[Chart and figure data]
##############################

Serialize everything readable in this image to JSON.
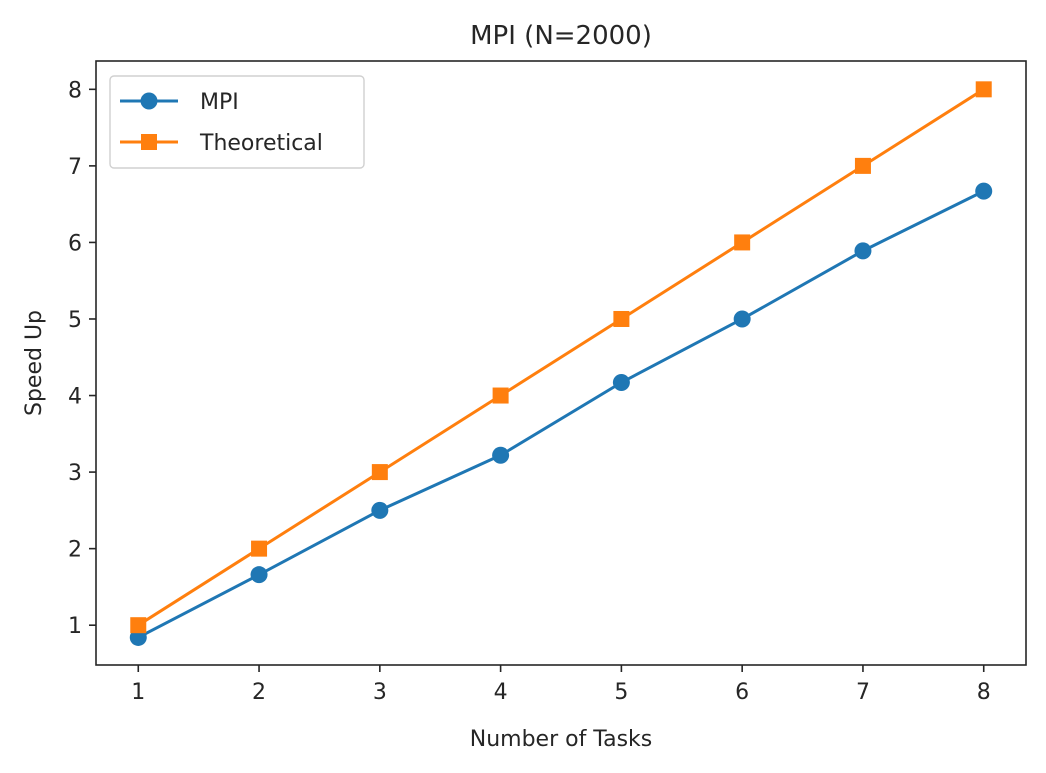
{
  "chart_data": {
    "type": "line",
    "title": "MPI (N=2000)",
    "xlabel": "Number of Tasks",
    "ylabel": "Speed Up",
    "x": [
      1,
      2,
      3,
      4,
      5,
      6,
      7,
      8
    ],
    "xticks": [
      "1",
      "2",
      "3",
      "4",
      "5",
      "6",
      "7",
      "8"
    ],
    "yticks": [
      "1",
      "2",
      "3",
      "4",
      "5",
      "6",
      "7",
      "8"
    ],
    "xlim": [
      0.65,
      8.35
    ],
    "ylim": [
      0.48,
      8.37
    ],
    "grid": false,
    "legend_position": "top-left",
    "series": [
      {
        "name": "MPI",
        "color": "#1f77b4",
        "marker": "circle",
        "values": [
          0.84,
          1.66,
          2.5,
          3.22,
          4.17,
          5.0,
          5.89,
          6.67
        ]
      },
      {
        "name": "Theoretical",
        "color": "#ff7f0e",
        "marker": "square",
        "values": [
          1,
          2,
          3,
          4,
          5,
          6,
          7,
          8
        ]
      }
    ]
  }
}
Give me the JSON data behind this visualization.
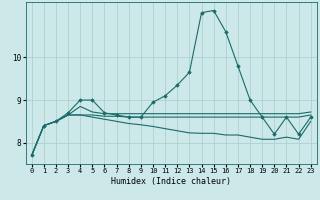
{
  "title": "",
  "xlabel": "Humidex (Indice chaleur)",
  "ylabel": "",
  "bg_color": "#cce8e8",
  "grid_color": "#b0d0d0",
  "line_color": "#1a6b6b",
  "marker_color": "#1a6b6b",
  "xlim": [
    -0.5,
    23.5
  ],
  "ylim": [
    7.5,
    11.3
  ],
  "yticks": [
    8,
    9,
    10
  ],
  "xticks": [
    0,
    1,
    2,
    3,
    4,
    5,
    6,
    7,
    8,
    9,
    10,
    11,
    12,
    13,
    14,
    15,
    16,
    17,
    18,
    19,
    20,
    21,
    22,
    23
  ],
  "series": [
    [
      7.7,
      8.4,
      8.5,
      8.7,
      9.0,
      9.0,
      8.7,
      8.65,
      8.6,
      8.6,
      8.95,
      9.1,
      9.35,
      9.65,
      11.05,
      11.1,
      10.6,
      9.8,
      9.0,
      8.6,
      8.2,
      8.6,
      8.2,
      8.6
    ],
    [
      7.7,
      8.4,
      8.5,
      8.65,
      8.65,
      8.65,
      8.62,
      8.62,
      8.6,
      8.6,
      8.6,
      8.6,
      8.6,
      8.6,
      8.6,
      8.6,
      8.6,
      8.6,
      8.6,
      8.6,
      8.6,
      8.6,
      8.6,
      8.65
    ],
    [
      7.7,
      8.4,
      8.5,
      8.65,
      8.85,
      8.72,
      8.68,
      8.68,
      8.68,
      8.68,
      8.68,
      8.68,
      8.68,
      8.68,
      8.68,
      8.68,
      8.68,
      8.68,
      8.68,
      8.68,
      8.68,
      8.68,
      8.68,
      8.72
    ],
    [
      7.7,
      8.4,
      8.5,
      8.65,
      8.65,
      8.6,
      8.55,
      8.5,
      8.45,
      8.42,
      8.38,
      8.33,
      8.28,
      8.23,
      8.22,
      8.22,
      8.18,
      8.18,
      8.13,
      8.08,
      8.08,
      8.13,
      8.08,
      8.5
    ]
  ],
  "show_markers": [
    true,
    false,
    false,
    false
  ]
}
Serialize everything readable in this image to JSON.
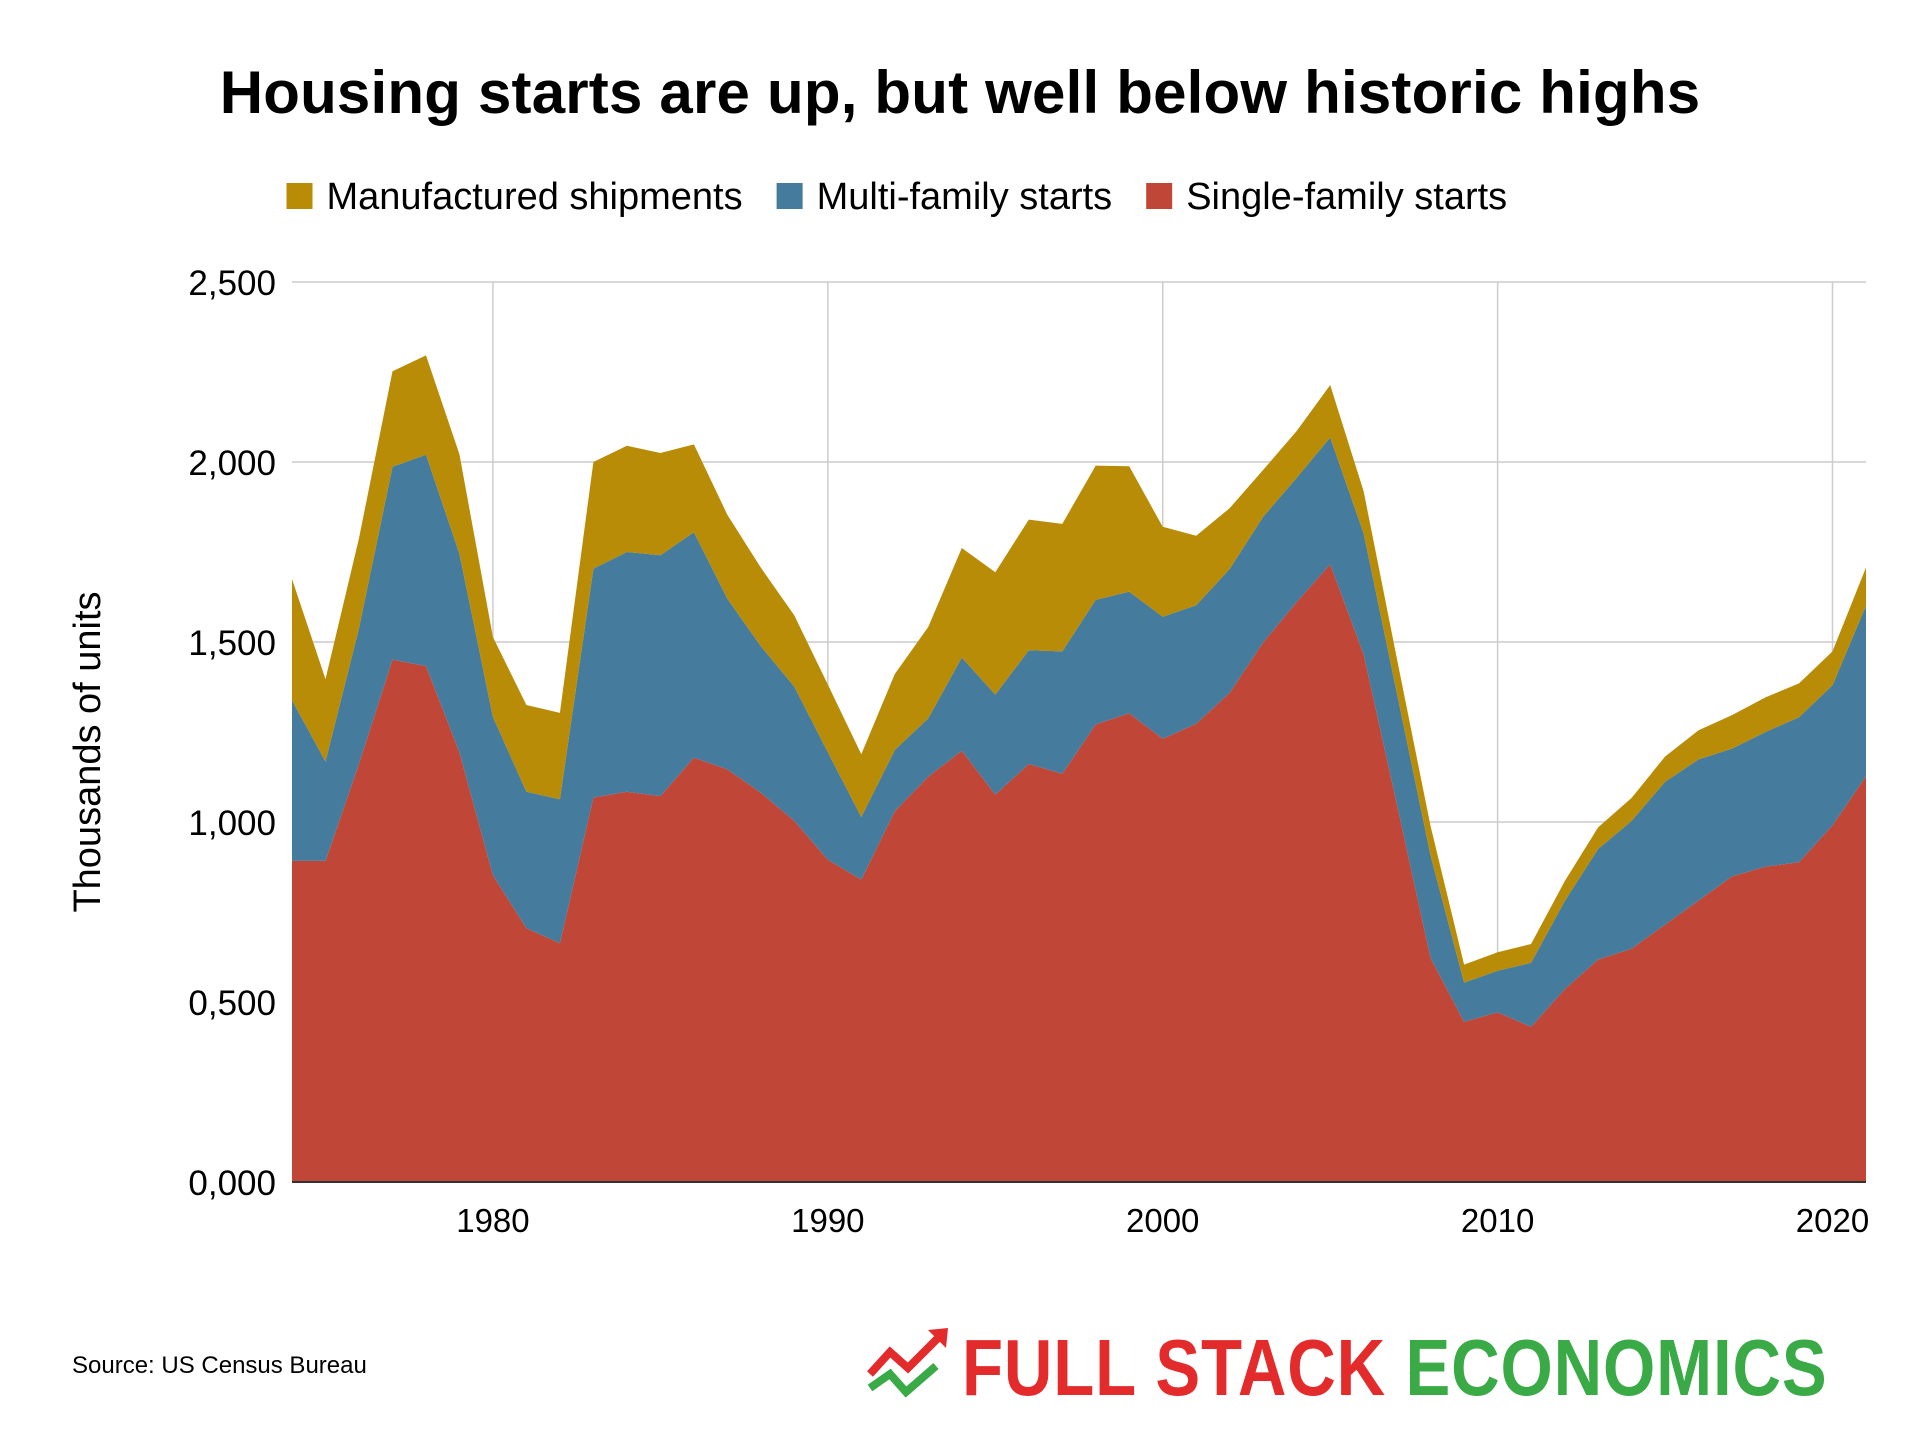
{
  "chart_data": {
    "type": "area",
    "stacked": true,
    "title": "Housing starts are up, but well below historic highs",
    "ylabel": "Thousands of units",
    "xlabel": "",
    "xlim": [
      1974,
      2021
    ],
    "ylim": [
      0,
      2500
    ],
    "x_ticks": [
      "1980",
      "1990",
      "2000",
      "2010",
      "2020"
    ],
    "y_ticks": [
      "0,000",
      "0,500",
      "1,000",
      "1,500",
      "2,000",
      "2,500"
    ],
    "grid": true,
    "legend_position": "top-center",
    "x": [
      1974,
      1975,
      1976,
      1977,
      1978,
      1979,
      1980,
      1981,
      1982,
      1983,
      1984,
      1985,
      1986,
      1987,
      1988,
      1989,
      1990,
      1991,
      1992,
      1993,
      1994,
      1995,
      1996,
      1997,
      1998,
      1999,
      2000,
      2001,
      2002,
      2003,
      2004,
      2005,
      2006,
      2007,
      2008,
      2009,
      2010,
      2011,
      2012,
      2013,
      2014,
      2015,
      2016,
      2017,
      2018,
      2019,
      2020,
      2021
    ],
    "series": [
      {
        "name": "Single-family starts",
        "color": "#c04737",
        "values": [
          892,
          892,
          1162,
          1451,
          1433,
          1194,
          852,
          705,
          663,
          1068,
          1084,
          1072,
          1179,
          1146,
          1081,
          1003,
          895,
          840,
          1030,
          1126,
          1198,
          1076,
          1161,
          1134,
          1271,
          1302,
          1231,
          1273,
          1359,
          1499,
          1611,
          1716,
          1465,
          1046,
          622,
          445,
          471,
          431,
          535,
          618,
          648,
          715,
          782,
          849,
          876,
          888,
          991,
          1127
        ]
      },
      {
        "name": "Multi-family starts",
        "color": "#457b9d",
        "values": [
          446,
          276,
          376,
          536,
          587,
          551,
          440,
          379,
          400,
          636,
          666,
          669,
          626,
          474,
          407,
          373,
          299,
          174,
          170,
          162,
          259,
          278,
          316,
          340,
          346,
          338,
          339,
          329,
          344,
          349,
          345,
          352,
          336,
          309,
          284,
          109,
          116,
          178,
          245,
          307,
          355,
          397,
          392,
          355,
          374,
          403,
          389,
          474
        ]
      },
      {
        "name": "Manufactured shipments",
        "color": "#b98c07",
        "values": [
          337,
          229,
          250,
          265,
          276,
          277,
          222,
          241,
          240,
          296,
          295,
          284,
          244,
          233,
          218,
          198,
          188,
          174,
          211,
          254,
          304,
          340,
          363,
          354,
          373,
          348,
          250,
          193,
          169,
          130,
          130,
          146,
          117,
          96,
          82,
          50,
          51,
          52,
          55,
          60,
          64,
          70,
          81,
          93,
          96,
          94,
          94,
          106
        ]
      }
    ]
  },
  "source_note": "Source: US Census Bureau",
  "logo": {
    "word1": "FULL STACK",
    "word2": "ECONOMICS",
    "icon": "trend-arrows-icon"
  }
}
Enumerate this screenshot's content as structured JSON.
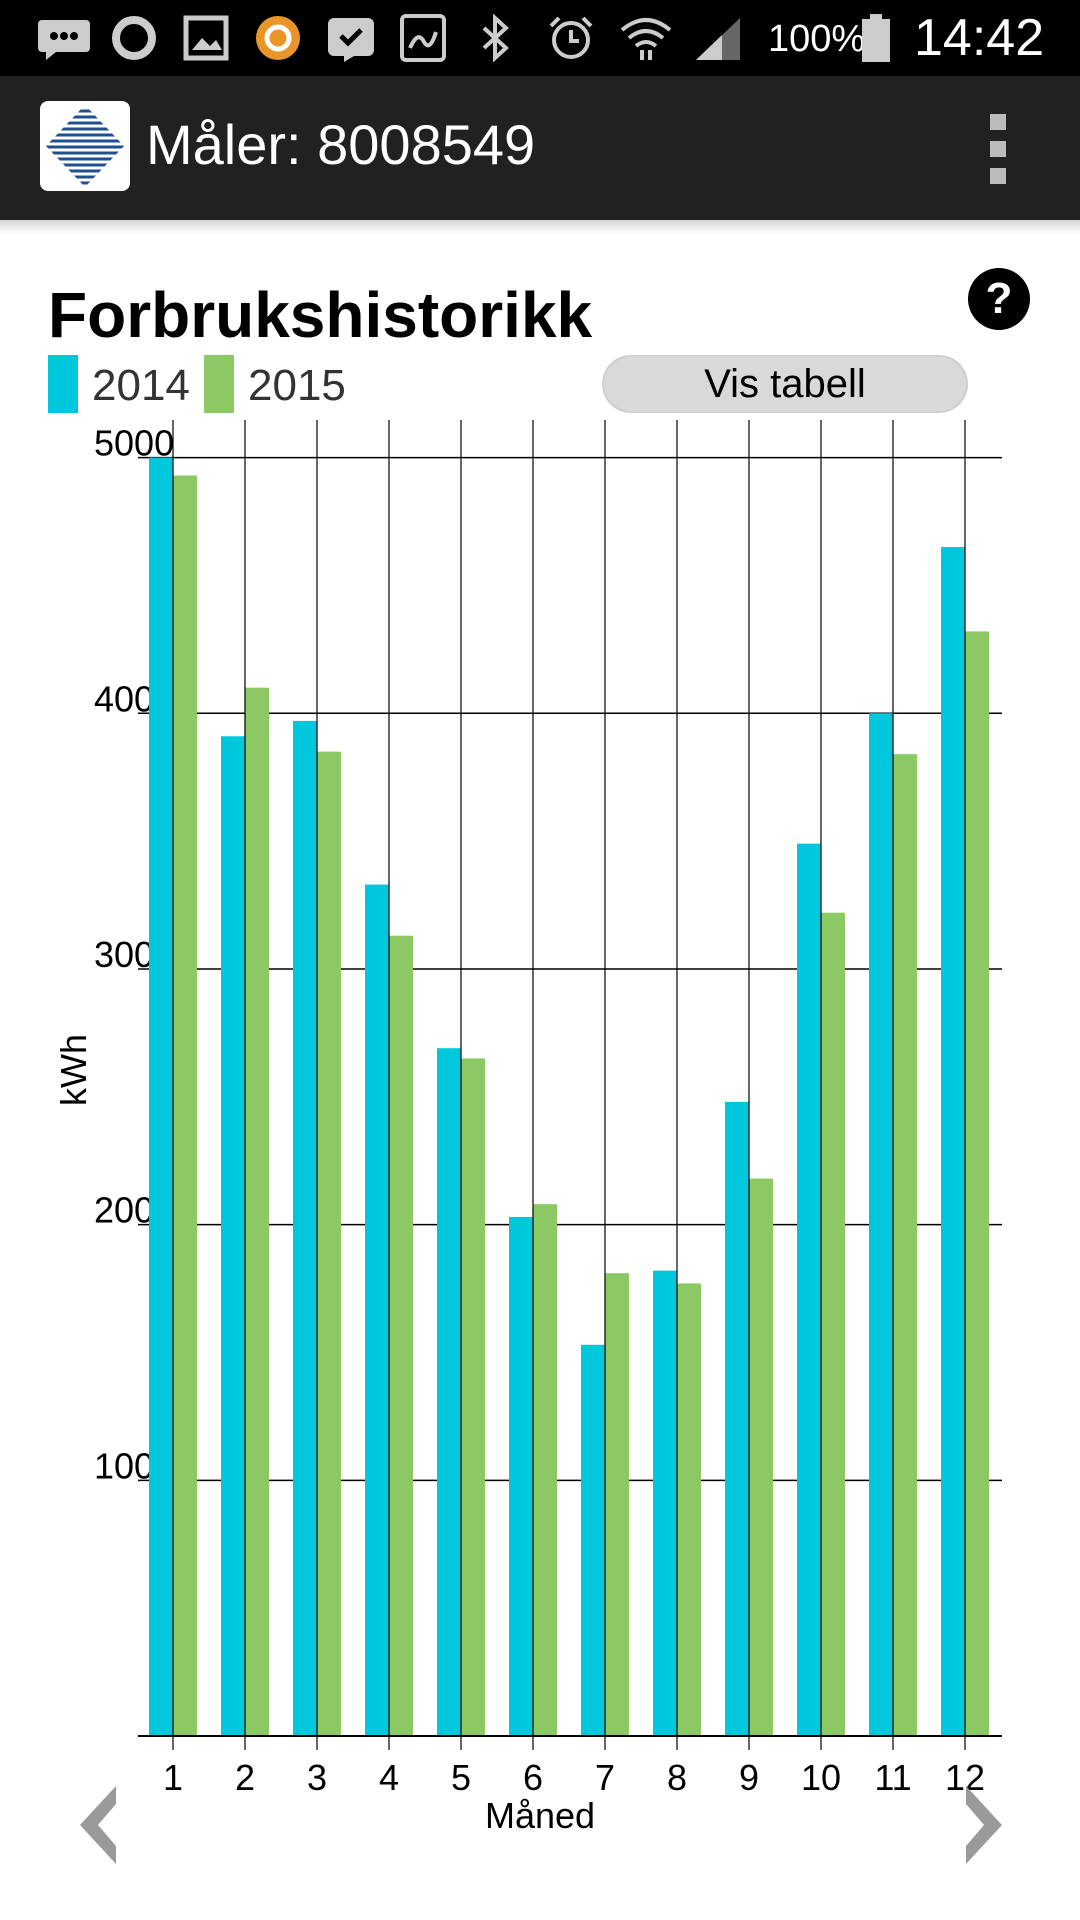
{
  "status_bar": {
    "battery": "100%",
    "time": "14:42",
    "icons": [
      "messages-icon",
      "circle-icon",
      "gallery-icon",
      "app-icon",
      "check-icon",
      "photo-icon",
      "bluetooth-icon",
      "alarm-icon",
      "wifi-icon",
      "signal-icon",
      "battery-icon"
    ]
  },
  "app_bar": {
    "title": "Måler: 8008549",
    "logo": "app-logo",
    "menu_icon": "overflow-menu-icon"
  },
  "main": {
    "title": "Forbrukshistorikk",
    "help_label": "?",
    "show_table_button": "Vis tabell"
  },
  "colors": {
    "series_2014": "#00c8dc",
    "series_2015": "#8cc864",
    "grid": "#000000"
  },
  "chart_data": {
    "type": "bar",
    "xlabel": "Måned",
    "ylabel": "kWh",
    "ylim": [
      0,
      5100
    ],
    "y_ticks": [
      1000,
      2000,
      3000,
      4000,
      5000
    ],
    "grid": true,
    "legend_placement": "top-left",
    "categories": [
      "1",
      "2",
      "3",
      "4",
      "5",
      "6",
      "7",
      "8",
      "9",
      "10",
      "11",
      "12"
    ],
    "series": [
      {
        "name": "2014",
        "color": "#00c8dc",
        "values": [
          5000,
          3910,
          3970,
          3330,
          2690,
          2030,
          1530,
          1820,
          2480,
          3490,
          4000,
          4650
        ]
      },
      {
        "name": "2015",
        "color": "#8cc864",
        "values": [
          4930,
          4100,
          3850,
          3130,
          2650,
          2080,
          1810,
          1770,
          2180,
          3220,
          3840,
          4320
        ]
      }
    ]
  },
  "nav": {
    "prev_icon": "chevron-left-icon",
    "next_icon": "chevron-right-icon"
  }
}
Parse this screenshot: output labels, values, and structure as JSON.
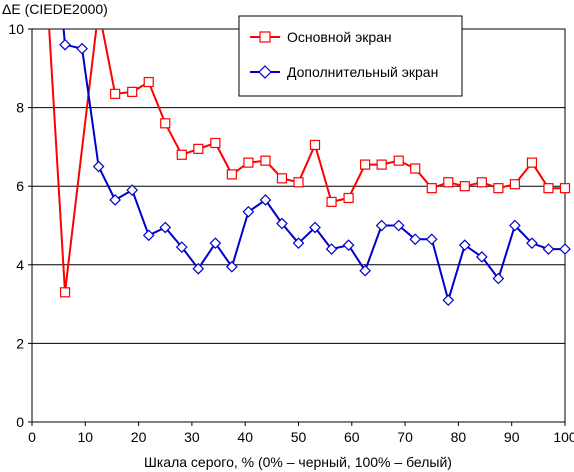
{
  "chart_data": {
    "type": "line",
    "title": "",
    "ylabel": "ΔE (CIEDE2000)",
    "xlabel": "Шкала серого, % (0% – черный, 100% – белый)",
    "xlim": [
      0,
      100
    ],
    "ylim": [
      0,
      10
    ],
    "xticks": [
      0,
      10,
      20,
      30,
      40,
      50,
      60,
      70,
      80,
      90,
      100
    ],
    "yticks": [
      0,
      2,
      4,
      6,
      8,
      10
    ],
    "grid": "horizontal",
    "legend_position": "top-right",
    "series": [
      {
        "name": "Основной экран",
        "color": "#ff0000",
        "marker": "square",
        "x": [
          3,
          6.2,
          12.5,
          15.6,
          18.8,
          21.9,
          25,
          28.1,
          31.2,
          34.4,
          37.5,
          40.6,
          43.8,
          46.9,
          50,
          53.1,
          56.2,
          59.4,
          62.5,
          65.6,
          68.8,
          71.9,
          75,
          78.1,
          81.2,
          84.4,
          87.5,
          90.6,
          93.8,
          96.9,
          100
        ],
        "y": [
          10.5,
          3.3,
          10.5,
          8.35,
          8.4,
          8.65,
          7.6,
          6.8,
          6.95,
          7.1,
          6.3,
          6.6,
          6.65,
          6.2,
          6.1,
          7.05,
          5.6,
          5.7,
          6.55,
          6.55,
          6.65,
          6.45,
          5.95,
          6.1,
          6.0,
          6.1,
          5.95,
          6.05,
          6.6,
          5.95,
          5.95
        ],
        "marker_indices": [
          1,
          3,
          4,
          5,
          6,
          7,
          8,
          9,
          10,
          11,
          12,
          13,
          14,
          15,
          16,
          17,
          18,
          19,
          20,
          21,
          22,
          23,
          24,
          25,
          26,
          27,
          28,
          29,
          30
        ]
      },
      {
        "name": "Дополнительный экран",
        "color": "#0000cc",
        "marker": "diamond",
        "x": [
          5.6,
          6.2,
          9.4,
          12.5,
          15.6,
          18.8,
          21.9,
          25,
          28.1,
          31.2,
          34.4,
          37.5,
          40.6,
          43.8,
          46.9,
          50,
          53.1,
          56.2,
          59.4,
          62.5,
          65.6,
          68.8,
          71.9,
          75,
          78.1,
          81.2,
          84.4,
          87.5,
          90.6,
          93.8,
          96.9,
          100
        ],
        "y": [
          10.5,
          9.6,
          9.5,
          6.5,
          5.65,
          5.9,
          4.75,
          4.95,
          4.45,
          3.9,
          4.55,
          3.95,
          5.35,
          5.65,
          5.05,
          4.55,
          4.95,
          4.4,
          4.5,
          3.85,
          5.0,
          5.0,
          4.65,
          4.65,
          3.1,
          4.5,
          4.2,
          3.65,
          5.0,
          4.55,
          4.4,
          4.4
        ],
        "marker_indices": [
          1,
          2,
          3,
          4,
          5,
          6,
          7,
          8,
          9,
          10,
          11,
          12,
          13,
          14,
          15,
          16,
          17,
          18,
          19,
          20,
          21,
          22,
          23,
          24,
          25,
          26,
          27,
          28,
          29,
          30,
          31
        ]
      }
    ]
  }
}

##############################

Work to complete:
Copy out each line in the preceding records that contains "type".

Response:
    "type": "line",
    "type": "area",
    "type": "bar",
    "type": "line",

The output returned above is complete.